**Extracted records**:
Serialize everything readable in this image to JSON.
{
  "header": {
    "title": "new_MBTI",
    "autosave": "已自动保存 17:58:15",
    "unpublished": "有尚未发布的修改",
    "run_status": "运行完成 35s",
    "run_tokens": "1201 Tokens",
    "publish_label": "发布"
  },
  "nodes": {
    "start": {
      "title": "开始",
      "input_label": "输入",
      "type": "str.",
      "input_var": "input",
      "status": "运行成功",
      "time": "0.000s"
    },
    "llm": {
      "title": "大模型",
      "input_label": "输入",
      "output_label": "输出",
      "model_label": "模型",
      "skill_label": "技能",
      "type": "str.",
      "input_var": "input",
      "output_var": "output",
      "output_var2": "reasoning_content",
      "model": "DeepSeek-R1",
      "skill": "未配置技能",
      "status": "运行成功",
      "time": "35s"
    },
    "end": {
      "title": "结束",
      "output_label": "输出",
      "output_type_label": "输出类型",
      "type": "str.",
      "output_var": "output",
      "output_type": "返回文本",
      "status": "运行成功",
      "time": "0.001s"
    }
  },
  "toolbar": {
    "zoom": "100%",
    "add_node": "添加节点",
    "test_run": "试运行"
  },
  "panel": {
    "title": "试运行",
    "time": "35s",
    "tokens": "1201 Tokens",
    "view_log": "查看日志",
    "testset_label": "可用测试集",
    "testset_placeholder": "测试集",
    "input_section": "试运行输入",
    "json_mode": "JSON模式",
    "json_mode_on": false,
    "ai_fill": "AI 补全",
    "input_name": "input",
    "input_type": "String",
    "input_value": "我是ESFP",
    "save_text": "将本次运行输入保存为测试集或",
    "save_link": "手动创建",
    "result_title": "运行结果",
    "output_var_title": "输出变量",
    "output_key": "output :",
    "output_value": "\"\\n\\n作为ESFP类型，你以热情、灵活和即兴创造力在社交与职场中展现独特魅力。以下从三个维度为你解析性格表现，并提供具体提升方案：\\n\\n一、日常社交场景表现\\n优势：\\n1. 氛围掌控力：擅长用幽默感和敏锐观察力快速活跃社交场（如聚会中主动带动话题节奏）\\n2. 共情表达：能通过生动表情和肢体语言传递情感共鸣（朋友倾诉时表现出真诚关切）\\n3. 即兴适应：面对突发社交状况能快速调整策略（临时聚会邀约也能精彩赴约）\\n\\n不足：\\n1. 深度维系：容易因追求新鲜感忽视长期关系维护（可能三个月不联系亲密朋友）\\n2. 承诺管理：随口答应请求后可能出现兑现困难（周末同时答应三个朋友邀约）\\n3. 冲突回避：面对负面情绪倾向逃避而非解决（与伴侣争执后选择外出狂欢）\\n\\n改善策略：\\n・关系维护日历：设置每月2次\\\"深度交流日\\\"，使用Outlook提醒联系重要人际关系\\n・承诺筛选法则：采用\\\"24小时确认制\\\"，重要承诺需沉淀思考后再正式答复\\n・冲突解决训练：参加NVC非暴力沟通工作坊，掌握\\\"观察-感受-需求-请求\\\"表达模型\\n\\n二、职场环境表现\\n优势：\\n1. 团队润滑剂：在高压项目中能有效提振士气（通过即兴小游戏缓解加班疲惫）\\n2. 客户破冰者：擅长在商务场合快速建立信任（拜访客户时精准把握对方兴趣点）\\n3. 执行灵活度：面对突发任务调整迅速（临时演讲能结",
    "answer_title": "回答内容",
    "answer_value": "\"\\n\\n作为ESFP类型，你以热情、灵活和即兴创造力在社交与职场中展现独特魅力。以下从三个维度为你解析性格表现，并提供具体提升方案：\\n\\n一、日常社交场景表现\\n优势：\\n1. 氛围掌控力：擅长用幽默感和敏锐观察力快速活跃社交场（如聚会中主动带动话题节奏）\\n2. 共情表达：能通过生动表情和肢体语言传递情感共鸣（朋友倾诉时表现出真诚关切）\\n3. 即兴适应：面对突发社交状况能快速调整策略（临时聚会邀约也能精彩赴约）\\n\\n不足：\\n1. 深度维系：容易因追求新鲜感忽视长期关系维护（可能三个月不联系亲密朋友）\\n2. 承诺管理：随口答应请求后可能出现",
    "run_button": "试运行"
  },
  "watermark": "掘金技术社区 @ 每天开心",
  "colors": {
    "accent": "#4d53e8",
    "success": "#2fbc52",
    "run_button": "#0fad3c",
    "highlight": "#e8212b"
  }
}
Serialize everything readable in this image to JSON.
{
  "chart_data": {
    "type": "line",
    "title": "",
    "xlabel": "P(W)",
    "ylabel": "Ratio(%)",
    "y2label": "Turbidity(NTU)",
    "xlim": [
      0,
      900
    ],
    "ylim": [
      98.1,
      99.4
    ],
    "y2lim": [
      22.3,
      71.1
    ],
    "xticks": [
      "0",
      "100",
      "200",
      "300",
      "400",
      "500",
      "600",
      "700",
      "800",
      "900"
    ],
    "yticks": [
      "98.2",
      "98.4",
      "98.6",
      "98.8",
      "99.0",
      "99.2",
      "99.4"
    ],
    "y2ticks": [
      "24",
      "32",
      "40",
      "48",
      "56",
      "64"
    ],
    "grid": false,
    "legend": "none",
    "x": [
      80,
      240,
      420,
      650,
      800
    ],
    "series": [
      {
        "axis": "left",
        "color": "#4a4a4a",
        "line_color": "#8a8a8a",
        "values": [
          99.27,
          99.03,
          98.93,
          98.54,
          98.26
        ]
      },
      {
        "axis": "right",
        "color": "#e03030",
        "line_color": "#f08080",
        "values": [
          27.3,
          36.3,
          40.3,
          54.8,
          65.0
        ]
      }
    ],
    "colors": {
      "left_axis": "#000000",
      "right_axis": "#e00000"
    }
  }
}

**What the task requires**: Repeat the lines above exactly.

**Output for this exercise**:
Serialize everything readable in this image to JSON.
{
  "header": {
    "title": "new_MBTI",
    "autosave": "已自动保存 17:58:15",
    "unpublished": "有尚未发布的修改",
    "run_status": "运行完成 35s",
    "run_tokens": "1201 Tokens",
    "publish_label": "发布"
  },
  "nodes": {
    "start": {
      "title": "开始",
      "input_label": "输入",
      "type": "str.",
      "input_var": "input",
      "status": "运行成功",
      "time": "0.000s"
    },
    "llm": {
      "title": "大模型",
      "input_label": "输入",
      "output_label": "输出",
      "model_label": "模型",
      "skill_label": "技能",
      "type": "str.",
      "input_var": "input",
      "output_var": "output",
      "output_var2": "reasoning_content",
      "model": "DeepSeek-R1",
      "skill": "未配置技能",
      "status": "运行成功",
      "time": "35s"
    },
    "end": {
      "title": "结束",
      "output_label": "输出",
      "output_type_label": "输出类型",
      "type": "str.",
      "output_var": "output",
      "output_type": "返回文本",
      "status": "运行成功",
      "time": "0.001s"
    }
  },
  "toolbar": {
    "zoom": "100%",
    "add_node": "添加节点",
    "test_run": "试运行"
  },
  "panel": {
    "title": "试运行",
    "time": "35s",
    "tokens": "1201 Tokens",
    "view_log": "查看日志",
    "testset_label": "可用测试集",
    "testset_placeholder": "测试集",
    "input_section": "试运行输入",
    "json_mode": "JSON模式",
    "json_mode_on": false,
    "ai_fill": "AI 补全",
    "input_name": "input",
    "input_type": "String",
    "input_value": "我是ESFP",
    "save_text": "将本次运行输入保存为测试集或",
    "save_link": "手动创建",
    "result_title": "运行结果",
    "output_var_title": "输出变量",
    "output_key": "output :",
    "output_value": "\"\\n\\n作为ESFP类型，你以热情、灵活和即兴创造力在社交与职场中展现独特魅力。以下从三个维度为你解析性格表现，并提供具体提升方案：\\n\\n一、日常社交场景表现\\n优势：\\n1. 氛围掌控力：擅长用幽默感和敏锐观察力快速活跃社交场（如聚会中主动带动话题节奏）\\n2. 共情表达：能通过生动表情和肢体语言传递情感共鸣（朋友倾诉时表现出真诚关切）\\n3. 即兴适应：面对突发社交状况能快速调整策略（临时聚会邀约也能精彩赴约）\\n\\n不足：\\n1. 深度维系：容易因追求新鲜感忽视长期关系维护（可能三个月不联系亲密朋友）\\n2. 承诺管理：随口答应请求后可能出现兑现困难（周末同时答应三个朋友邀约）\\n3. 冲突回避：面对负面情绪倾向逃避而非解决（与伴侣争执后选择外出狂欢）\\n\\n改善策略：\\n・关系维护日历：设置每月2次\\\"深度交流日\\\"，使用Outlook提醒联系重要人际关系\\n・承诺筛选法则：采用\\\"24小时确认制\\\"，重要承诺需沉淀思考后再正式答复\\n・冲突解决训练：参加NVC非暴力沟通工作坊，掌握\\\"观察-感受-需求-请求\\\"表达模型\\n\\n二、职场环境表现\\n优势：\\n1. 团队润滑剂：在高压项目中能有效提振士气（通过即兴小游戏缓解加班疲惫）\\n2. 客户破冰者：擅长在商务场合快速建立信任（拜访客户时精准把握对方兴趣点）\\n3. 执行灵活度：面对突发任务调整迅速（临时演讲能结",
    "answer_title": "回答内容",
    "answer_value": "\"\\n\\n作为ESFP类型，你以热情、灵活和即兴创造力在社交与职场中展现独特魅力。以下从三个维度为你解析性格表现，并提供具体提升方案：\\n\\n一、日常社交场景表现\\n优势：\\n1. 氛围掌控力：擅长用幽默感和敏锐观察力快速活跃社交场（如聚会中主动带动话题节奏）\\n2. 共情表达：能通过生动表情和肢体语言传递情感共鸣（朋友倾诉时表现出真诚关切）\\n3. 即兴适应：面对突发社交状况能快速调整策略（临时聚会邀约也能精彩赴约）\\n\\n不足：\\n1. 深度维系：容易因追求新鲜感忽视长期关系维护（可能三个月不联系亲密朋友）\\n2. 承诺管理：随口答应请求后可能出现",
    "run_button": "试运行"
  },
  "watermark": "掘金技术社区 @ 每天开心",
  "colors": {
    "accent": "#4d53e8",
    "success": "#2fbc52",
    "run_button": "#0fad3c",
    "highlight": "#e8212b"
  }
}
Serialize everything readable in this image to JSON.
{
  "chart_data": {
    "type": "line",
    "title": "",
    "xlabel": "P(W)",
    "ylabel": "Ratio(%)",
    "y2label": "Turbidity(NTU)",
    "xlim": [
      0,
      900
    ],
    "ylim": [
      98.1,
      99.4
    ],
    "y2lim": [
      22.3,
      71.1
    ],
    "xticks": [
      "0",
      "100",
      "200",
      "300",
      "400",
      "500",
      "600",
      "700",
      "800",
      "900"
    ],
    "yticks": [
      "98.2",
      "98.4",
      "98.6",
      "98.8",
      "99.0",
      "99.2",
      "99.4"
    ],
    "y2ticks": [
      "24",
      "32",
      "40",
      "48",
      "56",
      "64"
    ],
    "grid": false,
    "legend": "none",
    "x": [
      80,
      240,
      420,
      650,
      800
    ],
    "series": [
      {
        "axis": "left",
        "color": "#4a4a4a",
        "line_color": "#8a8a8a",
        "values": [
          99.27,
          99.03,
          98.93,
          98.54,
          98.26
        ]
      },
      {
        "axis": "right",
        "color": "#e03030",
        "line_color": "#f08080",
        "values": [
          27.3,
          36.3,
          40.3,
          54.8,
          65.0
        ]
      }
    ],
    "colors": {
      "left_axis": "#000000",
      "right_axis": "#e00000"
    }
  }
}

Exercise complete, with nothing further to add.